YOUR OBJECTIVE
Can you write out the rows again, starting with the first one and going on through the one containing "word: hata (515, 770, 549, 789)", with every "text-line" replaced by "line-of-text" and all else left unchanged?

Stored data entries:
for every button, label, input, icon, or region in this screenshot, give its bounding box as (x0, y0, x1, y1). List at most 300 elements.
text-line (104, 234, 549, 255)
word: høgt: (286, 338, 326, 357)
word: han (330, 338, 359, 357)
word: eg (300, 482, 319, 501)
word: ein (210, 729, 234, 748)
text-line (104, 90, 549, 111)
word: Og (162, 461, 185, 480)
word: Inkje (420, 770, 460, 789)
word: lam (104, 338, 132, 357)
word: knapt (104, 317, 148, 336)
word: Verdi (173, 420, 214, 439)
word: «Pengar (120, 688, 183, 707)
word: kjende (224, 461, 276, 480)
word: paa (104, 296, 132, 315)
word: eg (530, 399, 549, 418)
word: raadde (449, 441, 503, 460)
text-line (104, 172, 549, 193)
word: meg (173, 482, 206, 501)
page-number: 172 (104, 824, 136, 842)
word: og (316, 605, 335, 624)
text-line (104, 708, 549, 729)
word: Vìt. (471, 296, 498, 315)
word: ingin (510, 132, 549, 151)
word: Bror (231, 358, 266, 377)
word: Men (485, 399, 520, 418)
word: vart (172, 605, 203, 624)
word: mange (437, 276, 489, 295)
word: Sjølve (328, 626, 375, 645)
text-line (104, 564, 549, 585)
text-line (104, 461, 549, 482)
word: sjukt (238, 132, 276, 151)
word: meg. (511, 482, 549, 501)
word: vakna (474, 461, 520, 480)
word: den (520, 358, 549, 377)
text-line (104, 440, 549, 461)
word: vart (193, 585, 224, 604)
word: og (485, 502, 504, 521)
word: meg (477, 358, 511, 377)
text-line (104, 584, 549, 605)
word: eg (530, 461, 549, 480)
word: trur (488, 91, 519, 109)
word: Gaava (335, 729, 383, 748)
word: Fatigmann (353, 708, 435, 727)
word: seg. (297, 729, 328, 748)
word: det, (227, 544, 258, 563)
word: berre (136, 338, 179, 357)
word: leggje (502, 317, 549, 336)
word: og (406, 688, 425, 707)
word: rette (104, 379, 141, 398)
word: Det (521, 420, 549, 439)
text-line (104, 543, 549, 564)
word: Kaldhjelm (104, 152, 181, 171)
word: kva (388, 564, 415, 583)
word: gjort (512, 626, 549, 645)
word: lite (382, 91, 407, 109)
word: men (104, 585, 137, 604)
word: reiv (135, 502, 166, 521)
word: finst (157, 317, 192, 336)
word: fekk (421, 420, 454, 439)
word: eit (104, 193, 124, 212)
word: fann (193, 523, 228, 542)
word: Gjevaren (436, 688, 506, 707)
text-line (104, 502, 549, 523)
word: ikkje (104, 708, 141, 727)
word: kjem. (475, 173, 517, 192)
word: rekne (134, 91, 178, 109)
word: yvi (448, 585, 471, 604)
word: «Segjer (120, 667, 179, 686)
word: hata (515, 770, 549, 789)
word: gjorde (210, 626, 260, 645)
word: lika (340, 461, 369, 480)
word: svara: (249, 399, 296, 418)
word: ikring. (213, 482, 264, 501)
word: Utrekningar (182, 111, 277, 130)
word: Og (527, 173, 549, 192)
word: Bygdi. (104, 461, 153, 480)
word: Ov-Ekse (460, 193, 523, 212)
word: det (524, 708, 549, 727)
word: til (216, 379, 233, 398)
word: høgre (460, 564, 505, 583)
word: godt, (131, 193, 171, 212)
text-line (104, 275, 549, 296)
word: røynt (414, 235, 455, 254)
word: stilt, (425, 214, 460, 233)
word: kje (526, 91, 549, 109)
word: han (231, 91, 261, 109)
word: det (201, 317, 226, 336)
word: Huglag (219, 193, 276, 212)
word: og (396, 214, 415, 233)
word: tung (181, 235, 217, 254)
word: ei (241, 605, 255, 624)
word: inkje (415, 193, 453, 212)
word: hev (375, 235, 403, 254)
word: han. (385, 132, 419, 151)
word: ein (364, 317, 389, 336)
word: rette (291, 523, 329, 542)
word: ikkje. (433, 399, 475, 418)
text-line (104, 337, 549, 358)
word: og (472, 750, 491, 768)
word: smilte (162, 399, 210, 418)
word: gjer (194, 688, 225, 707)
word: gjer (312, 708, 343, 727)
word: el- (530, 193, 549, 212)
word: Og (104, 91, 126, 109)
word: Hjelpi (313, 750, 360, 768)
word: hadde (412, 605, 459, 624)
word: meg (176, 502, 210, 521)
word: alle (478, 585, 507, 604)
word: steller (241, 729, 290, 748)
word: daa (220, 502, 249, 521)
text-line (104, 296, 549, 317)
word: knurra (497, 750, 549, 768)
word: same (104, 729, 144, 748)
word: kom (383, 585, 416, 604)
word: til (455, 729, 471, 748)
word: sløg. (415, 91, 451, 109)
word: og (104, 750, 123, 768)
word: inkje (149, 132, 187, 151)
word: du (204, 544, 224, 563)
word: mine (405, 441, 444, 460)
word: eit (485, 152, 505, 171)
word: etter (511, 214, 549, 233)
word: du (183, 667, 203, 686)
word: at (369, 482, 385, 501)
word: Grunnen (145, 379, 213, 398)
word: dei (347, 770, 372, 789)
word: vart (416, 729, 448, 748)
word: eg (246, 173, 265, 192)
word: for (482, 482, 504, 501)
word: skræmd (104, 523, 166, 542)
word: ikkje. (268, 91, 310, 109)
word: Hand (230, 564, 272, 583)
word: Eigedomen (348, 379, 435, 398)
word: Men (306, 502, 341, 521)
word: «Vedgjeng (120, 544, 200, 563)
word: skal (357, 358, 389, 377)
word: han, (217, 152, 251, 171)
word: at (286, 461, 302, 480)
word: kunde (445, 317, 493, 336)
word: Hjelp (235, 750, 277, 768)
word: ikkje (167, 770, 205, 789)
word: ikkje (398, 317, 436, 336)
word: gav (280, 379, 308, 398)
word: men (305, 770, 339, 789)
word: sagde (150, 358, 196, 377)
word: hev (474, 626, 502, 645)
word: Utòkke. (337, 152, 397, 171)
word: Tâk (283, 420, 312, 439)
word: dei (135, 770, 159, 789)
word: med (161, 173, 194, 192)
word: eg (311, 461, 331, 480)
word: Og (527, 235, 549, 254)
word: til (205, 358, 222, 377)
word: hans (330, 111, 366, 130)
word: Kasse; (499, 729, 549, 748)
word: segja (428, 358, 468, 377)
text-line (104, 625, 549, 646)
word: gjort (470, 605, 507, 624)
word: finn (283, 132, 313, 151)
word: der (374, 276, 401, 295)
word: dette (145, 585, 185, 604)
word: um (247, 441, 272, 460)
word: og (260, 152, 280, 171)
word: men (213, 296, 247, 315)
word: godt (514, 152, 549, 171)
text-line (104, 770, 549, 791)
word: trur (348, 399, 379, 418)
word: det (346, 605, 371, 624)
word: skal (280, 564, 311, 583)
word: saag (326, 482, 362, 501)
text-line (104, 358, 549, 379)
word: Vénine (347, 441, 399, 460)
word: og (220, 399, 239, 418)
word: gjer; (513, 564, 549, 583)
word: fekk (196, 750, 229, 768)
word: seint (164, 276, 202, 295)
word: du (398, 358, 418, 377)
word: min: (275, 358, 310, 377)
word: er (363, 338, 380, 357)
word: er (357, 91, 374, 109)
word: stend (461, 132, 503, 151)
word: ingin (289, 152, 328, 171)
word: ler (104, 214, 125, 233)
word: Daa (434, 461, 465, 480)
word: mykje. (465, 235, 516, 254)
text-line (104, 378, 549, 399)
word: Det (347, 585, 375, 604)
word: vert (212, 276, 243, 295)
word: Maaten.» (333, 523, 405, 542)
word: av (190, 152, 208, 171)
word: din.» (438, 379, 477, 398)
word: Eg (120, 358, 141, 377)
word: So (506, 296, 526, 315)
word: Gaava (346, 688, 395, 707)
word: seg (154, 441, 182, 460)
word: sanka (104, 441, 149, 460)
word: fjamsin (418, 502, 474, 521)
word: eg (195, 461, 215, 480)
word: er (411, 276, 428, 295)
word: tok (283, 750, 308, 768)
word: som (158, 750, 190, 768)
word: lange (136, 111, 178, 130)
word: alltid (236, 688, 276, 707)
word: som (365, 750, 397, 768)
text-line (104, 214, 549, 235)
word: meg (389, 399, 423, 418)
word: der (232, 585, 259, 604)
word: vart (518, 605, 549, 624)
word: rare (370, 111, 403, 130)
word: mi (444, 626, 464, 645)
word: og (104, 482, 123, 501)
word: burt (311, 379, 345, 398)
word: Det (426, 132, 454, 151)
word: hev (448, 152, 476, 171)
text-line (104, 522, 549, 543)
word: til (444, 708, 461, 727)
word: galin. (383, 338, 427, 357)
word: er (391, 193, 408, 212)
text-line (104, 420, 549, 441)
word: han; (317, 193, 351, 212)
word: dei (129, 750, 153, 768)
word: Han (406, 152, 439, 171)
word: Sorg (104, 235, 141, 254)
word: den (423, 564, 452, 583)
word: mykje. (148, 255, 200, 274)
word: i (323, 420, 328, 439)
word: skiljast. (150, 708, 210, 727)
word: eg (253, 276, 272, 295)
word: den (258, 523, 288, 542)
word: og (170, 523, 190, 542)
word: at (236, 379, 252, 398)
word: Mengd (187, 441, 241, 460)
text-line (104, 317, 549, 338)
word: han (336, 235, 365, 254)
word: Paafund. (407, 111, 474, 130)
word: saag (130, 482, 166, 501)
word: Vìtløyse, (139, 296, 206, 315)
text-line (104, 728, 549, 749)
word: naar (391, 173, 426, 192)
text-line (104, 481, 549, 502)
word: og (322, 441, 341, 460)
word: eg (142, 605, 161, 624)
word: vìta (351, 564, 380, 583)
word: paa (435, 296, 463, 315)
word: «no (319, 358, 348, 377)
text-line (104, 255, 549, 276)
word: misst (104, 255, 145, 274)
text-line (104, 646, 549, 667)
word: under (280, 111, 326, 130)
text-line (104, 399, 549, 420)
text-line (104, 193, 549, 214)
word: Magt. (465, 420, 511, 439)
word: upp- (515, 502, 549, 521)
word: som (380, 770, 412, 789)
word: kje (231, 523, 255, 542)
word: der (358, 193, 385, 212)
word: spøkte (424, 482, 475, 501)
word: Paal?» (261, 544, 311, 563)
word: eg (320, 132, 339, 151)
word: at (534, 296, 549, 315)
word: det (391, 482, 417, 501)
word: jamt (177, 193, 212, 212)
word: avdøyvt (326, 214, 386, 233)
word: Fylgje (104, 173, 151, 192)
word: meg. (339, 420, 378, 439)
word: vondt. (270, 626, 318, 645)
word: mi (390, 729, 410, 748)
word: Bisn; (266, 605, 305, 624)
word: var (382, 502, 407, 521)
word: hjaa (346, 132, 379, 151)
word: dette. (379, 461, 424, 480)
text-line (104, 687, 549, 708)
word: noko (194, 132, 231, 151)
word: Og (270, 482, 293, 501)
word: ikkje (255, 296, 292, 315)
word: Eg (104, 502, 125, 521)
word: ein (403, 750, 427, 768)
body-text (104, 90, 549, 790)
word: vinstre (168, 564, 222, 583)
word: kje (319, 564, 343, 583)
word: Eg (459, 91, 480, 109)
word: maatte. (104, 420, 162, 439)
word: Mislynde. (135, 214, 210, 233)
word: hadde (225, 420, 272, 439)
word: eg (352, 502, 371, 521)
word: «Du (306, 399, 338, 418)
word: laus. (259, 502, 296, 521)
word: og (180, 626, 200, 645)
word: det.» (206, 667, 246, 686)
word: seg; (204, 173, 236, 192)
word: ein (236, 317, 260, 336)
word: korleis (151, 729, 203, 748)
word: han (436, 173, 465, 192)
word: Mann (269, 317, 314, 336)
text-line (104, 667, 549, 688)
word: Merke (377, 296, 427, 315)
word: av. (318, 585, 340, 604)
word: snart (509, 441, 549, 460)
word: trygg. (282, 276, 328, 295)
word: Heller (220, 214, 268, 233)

TASK RESPONSE
for every button, label, input, icon, or region in this screenshot, give its bounding box as (x0, y0, x1, y1). List at most 300 elements.
line-of-text (104, 234, 549, 255)
word: høgt: (286, 338, 326, 357)
word: han (330, 338, 359, 357)
word: eg (300, 482, 319, 501)
word: ein (210, 729, 234, 748)
line-of-text (104, 90, 549, 111)
word: Og (162, 461, 185, 480)
word: Inkje (420, 770, 460, 789)
word: lam (104, 338, 132, 357)
word: knapt (104, 317, 148, 336)
word: Verdi (173, 420, 214, 439)
word: «Pengar (120, 688, 183, 707)
word: kjende (224, 461, 276, 480)
word: paa (104, 296, 132, 315)
word: eg (530, 399, 549, 418)
word: raadde (449, 441, 503, 460)
line-of-text (104, 172, 549, 193)
word: meg (173, 482, 206, 501)
page-number: 172 (104, 824, 136, 842)
word: og (316, 605, 335, 624)
line-of-text (104, 708, 549, 729)
word: Vìt. (471, 296, 498, 315)
word: ingin (510, 132, 549, 151)
word: Bror (231, 358, 266, 377)
word: Men (485, 399, 520, 418)
word: vart (172, 605, 203, 624)
word: mange (437, 276, 489, 295)
word: Sjølve (328, 626, 375, 645)
line-of-text (104, 564, 549, 585)
line-of-text (104, 461, 549, 482)
word: sjukt (238, 132, 276, 151)
word: meg. (511, 482, 549, 501)
word: vakna (474, 461, 520, 480)
word: den (520, 358, 549, 377)
line-of-text (104, 440, 549, 461)
word: vart (193, 585, 224, 604)
word: og (485, 502, 504, 521)
word: meg (477, 358, 511, 377)
line-of-text (104, 584, 549, 605)
word: eg (530, 461, 549, 480)
word: trur (488, 91, 519, 109)
word: Gaava (335, 729, 383, 748)
word: Fatigmann (353, 708, 435, 727)
word: seg. (297, 729, 328, 748)
word: det, (227, 544, 258, 563)
word: berre (136, 338, 179, 357)
word: leggje (502, 317, 549, 336)
word: og (406, 688, 425, 707)
word: rette (104, 379, 141, 398)
word: Det (521, 420, 549, 439)
line-of-text (104, 543, 549, 564)
word: Kaldhjelm (104, 152, 181, 171)
word: kva (388, 564, 415, 583)
word: gjort (512, 626, 549, 645)
word: lite (382, 91, 407, 109)
word: men (104, 585, 137, 604)
word: reiv (135, 502, 166, 521)
word: finst (157, 317, 192, 336)
word: fekk (421, 420, 454, 439)
word: eit (104, 193, 124, 212)
word: fann (193, 523, 228, 542)
word: Gjevaren (436, 688, 506, 707)
line-of-text (104, 502, 549, 523)
word: ikkje (104, 708, 141, 727)
word: kjem. (475, 173, 517, 192)
word: rekne (134, 91, 178, 109)
word: yvi (448, 585, 471, 604)
word: «Segjer (120, 667, 179, 686)
word: hata (515, 770, 549, 789)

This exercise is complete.